- [What you are asked to do] Your task is to copy every record exactly.

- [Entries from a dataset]

========================================================================

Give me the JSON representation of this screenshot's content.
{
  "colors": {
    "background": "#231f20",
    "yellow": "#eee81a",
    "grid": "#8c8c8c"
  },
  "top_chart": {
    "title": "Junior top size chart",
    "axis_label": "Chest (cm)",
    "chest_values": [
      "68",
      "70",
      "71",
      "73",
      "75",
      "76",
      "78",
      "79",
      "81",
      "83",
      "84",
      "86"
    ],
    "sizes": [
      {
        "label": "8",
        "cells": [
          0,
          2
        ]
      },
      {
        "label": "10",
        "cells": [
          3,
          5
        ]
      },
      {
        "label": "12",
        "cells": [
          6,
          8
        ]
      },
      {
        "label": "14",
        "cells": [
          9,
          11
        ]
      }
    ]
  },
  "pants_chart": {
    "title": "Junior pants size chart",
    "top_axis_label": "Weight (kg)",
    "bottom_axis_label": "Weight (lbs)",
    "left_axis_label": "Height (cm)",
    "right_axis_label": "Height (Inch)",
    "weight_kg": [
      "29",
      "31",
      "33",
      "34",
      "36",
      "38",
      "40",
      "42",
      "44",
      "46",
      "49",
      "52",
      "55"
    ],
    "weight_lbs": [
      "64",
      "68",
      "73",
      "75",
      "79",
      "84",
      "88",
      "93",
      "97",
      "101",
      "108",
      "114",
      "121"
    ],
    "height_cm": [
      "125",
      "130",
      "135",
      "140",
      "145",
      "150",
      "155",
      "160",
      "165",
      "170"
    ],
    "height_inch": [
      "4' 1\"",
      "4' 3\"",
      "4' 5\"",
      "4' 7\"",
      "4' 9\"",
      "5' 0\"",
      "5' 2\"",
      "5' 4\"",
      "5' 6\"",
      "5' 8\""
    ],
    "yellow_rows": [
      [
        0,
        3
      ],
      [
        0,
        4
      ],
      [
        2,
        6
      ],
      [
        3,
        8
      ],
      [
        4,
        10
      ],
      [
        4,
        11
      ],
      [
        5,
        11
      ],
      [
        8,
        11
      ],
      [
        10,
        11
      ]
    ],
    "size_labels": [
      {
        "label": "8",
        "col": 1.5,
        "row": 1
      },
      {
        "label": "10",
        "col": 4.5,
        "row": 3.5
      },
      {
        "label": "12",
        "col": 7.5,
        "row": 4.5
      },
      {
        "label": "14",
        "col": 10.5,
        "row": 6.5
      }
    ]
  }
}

========================================================================

- [Solution for this task]
Give me the JSON representation of this screenshot's content.
{
  "colors": {
    "background": "#231f20",
    "yellow": "#eee81a",
    "grid": "#8c8c8c"
  },
  "top_chart": {
    "title": "Junior top size chart",
    "axis_label": "Chest (cm)",
    "chest_values": [
      "68",
      "70",
      "71",
      "73",
      "75",
      "76",
      "78",
      "79",
      "81",
      "83",
      "84",
      "86"
    ],
    "sizes": [
      {
        "label": "8",
        "cells": [
          0,
          2
        ]
      },
      {
        "label": "10",
        "cells": [
          3,
          5
        ]
      },
      {
        "label": "12",
        "cells": [
          6,
          8
        ]
      },
      {
        "label": "14",
        "cells": [
          9,
          11
        ]
      }
    ]
  },
  "pants_chart": {
    "title": "Junior pants size chart",
    "top_axis_label": "Weight (kg)",
    "bottom_axis_label": "Weight (lbs)",
    "left_axis_label": "Height (cm)",
    "right_axis_label": "Height (Inch)",
    "weight_kg": [
      "29",
      "31",
      "33",
      "34",
      "36",
      "38",
      "40",
      "42",
      "44",
      "46",
      "49",
      "52",
      "55"
    ],
    "weight_lbs": [
      "64",
      "68",
      "73",
      "75",
      "79",
      "84",
      "88",
      "93",
      "97",
      "101",
      "108",
      "114",
      "121"
    ],
    "height_cm": [
      "125",
      "130",
      "135",
      "140",
      "145",
      "150",
      "155",
      "160",
      "165",
      "170"
    ],
    "height_inch": [
      "4' 1\"",
      "4' 3\"",
      "4' 5\"",
      "4' 7\"",
      "4' 9\"",
      "5' 0\"",
      "5' 2\"",
      "5' 4\"",
      "5' 6\"",
      "5' 8\""
    ],
    "yellow_rows": [
      [
        0,
        3
      ],
      [
        0,
        4
      ],
      [
        2,
        6
      ],
      [
        3,
        8
      ],
      [
        4,
        10
      ],
      [
        4,
        11
      ],
      [
        5,
        11
      ],
      [
        8,
        11
      ],
      [
        10,
        11
      ]
    ],
    "size_labels": [
      {
        "label": "8",
        "col": 1.5,
        "row": 1
      },
      {
        "label": "10",
        "col": 4.5,
        "row": 3.5
      },
      {
        "label": "12",
        "col": 7.5,
        "row": 4.5
      },
      {
        "label": "14",
        "col": 10.5,
        "row": 6.5
      }
    ]
  }
}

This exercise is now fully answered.